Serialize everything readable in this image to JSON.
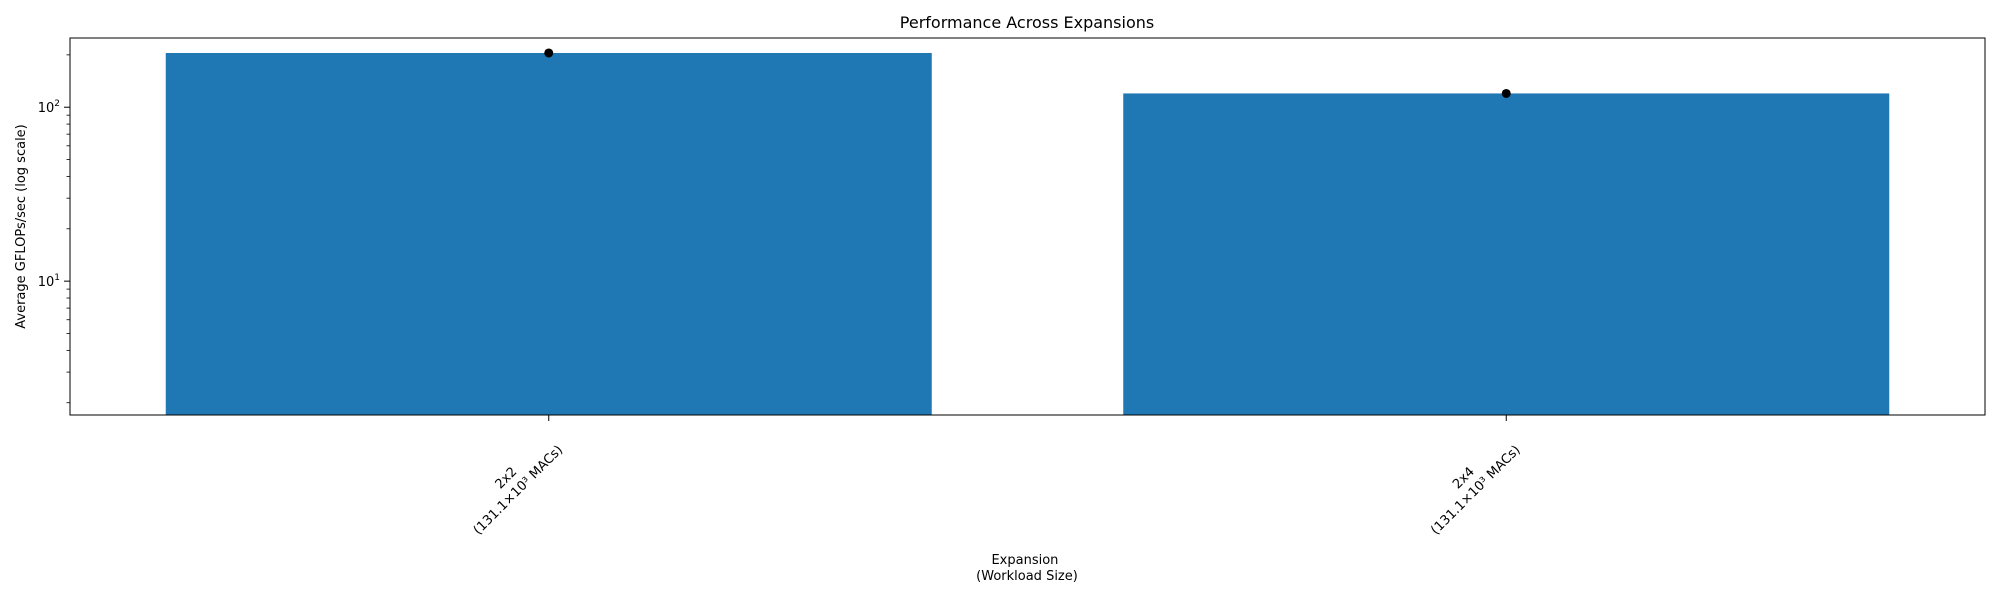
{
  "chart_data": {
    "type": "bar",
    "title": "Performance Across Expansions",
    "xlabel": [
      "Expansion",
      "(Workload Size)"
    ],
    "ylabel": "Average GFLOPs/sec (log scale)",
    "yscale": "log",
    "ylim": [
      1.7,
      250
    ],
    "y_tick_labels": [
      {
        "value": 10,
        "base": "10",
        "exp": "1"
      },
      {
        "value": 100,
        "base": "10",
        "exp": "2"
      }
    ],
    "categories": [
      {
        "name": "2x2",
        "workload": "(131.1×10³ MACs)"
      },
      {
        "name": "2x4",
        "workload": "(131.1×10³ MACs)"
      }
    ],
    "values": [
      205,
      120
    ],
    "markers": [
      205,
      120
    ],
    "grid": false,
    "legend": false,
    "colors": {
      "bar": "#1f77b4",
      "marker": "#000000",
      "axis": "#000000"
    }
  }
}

Written problem –
From the listing, extract all text exactly as given and drop any picture.

Answer to the task –
Serialize everything readable in this image to JSON.
{
  "chart_data": {
    "type": "bar",
    "title": "Performance Across Expansions",
    "xlabel": [
      "Expansion",
      "(Workload Size)"
    ],
    "ylabel": "Average GFLOPs/sec (log scale)",
    "yscale": "log",
    "ylim": [
      1.7,
      250
    ],
    "y_tick_labels": [
      {
        "value": 10,
        "base": "10",
        "exp": "1"
      },
      {
        "value": 100,
        "base": "10",
        "exp": "2"
      }
    ],
    "categories": [
      {
        "name": "2x2",
        "workload": "(131.1×10³ MACs)"
      },
      {
        "name": "2x4",
        "workload": "(131.1×10³ MACs)"
      }
    ],
    "values": [
      205,
      120
    ],
    "markers": [
      205,
      120
    ],
    "grid": false,
    "legend": false,
    "colors": {
      "bar": "#1f77b4",
      "marker": "#000000",
      "axis": "#000000"
    }
  }
}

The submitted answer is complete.